▸ **Your objective**: Work out the number of lines in the records that include the word "description"; reply with that number alone.

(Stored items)
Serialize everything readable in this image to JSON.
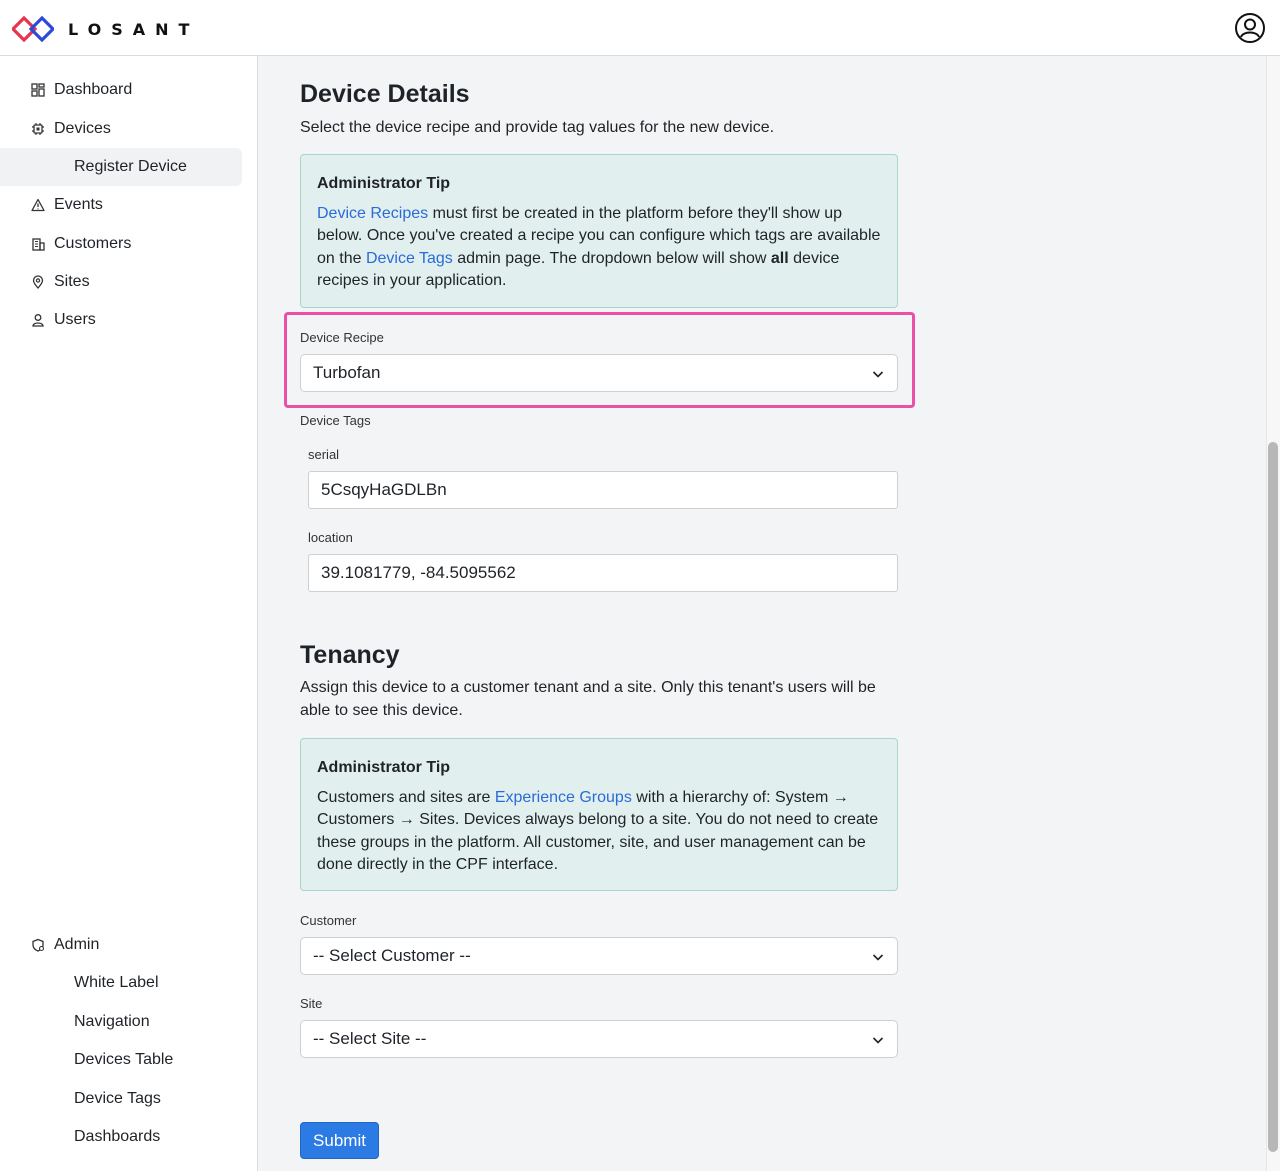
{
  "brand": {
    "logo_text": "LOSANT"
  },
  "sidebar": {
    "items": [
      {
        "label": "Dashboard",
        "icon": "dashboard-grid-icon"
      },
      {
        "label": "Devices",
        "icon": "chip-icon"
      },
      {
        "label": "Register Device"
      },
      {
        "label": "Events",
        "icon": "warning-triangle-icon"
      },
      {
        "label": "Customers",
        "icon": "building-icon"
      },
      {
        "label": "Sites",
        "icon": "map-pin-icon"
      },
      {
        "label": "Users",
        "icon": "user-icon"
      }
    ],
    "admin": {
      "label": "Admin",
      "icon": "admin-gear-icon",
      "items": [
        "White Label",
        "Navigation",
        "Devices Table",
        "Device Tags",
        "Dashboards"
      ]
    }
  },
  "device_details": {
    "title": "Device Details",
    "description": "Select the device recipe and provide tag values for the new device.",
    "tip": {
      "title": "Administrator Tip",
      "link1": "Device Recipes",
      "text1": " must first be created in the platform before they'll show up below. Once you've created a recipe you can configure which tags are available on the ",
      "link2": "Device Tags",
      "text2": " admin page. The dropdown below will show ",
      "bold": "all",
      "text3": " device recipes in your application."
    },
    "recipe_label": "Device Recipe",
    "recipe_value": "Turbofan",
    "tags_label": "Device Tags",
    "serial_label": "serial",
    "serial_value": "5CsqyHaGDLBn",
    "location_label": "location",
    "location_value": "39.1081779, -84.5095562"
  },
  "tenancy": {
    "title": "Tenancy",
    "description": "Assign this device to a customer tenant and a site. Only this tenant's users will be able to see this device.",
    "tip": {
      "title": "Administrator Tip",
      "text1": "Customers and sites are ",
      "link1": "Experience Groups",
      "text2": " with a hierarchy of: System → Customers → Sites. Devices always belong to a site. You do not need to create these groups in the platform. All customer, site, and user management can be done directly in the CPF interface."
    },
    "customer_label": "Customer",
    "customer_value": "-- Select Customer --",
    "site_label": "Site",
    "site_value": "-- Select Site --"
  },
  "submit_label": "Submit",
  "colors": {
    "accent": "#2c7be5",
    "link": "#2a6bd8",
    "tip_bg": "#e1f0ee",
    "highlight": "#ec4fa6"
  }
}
---
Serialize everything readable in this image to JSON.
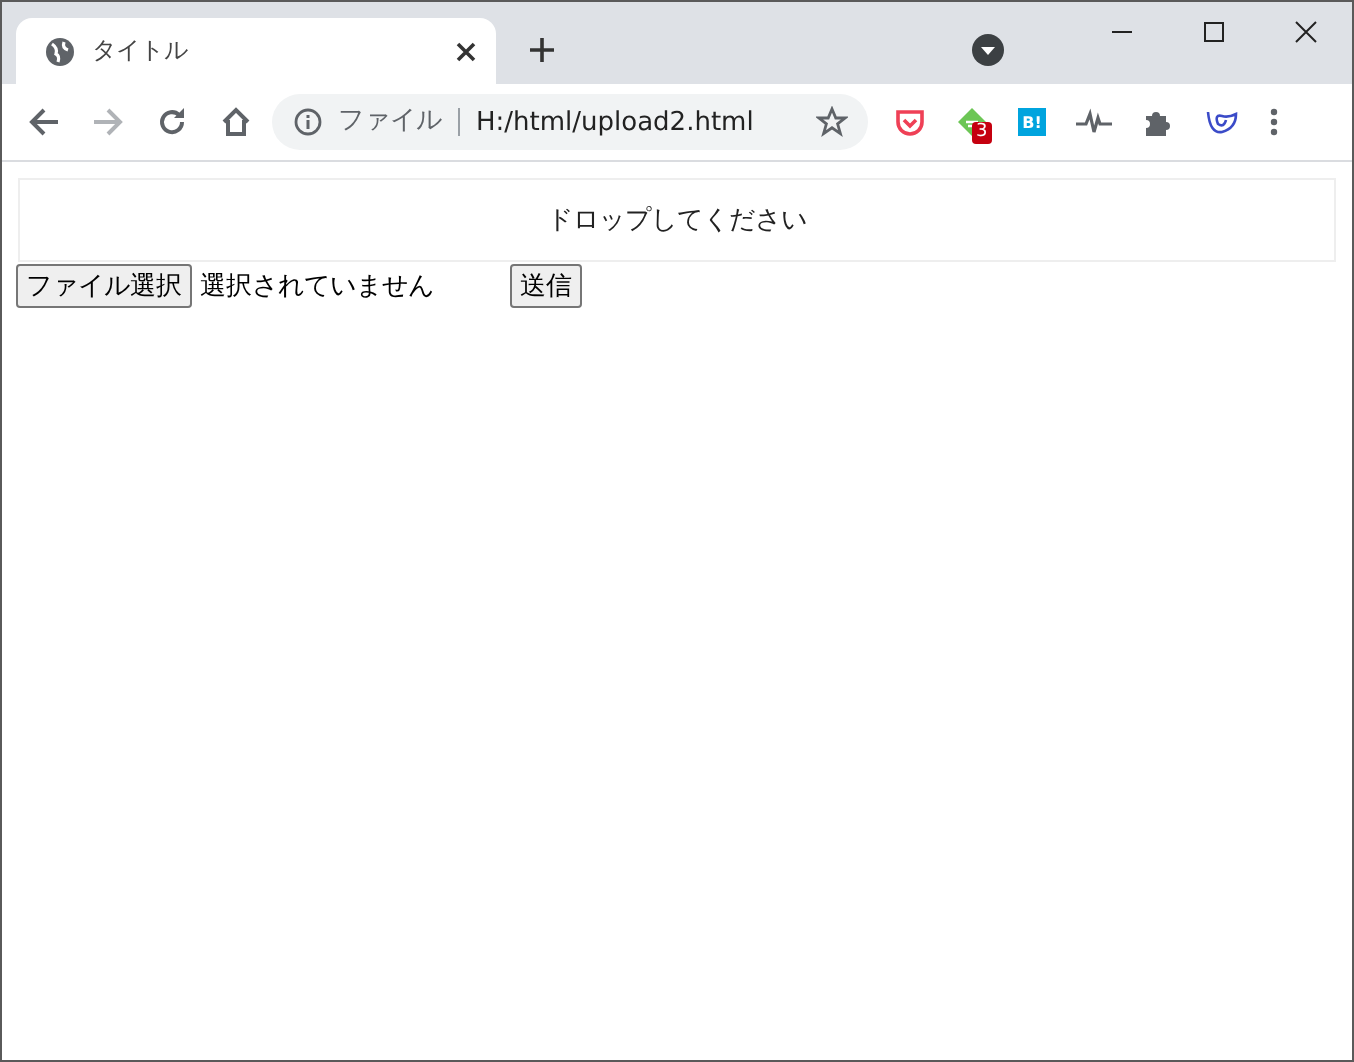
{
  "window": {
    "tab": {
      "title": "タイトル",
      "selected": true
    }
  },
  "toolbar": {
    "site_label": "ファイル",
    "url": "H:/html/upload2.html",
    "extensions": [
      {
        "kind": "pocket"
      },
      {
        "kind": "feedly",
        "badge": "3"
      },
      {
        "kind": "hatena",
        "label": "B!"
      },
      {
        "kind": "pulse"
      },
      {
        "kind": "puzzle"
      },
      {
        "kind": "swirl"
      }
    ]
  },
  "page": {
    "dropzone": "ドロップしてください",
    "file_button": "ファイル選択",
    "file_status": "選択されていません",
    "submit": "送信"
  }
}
--
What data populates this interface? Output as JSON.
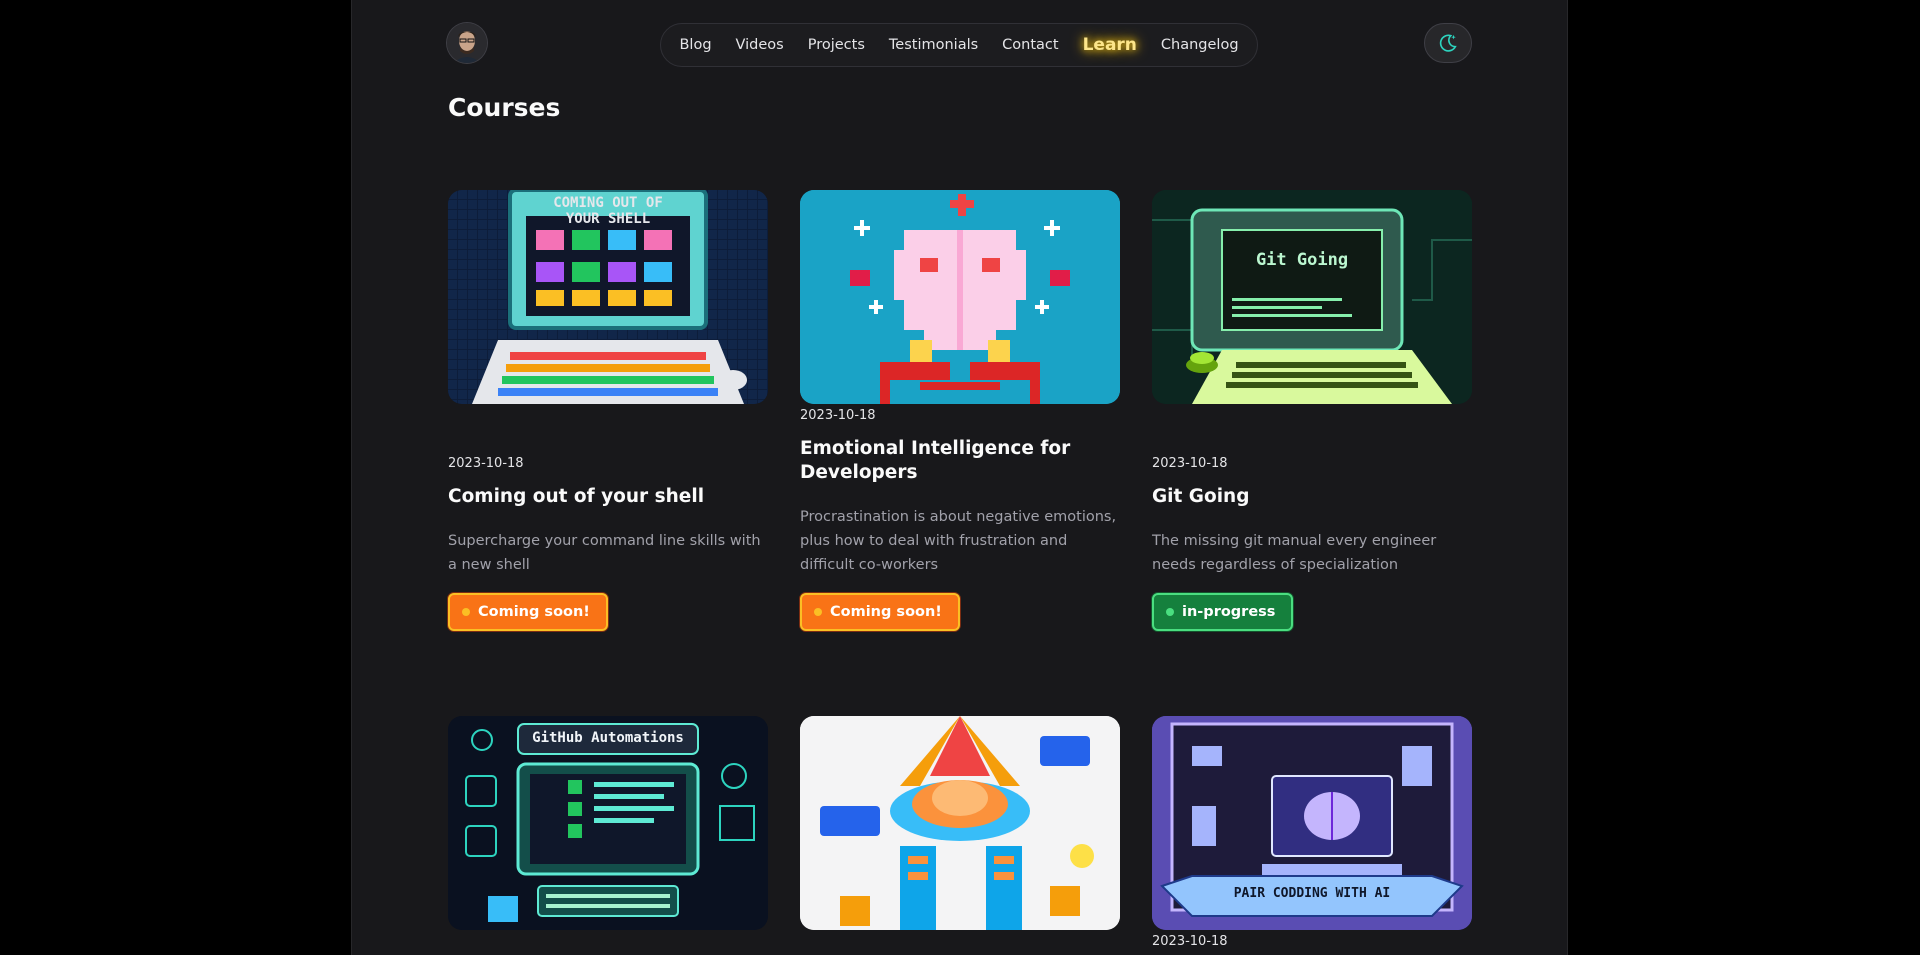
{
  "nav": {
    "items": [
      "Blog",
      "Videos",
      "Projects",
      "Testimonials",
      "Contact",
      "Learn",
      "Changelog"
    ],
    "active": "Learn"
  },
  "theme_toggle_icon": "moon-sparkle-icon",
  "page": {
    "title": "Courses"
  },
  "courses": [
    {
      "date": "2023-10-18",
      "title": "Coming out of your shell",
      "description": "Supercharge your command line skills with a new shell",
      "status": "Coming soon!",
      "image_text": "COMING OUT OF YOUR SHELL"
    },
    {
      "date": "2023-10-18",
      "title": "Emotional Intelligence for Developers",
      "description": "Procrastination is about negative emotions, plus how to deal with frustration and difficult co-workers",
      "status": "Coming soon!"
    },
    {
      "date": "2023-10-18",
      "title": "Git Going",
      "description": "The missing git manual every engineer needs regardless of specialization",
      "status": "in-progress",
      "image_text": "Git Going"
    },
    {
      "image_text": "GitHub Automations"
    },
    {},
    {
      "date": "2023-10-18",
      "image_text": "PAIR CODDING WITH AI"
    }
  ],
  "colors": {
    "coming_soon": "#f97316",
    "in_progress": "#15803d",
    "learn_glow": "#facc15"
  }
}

▸ **The reply**: 5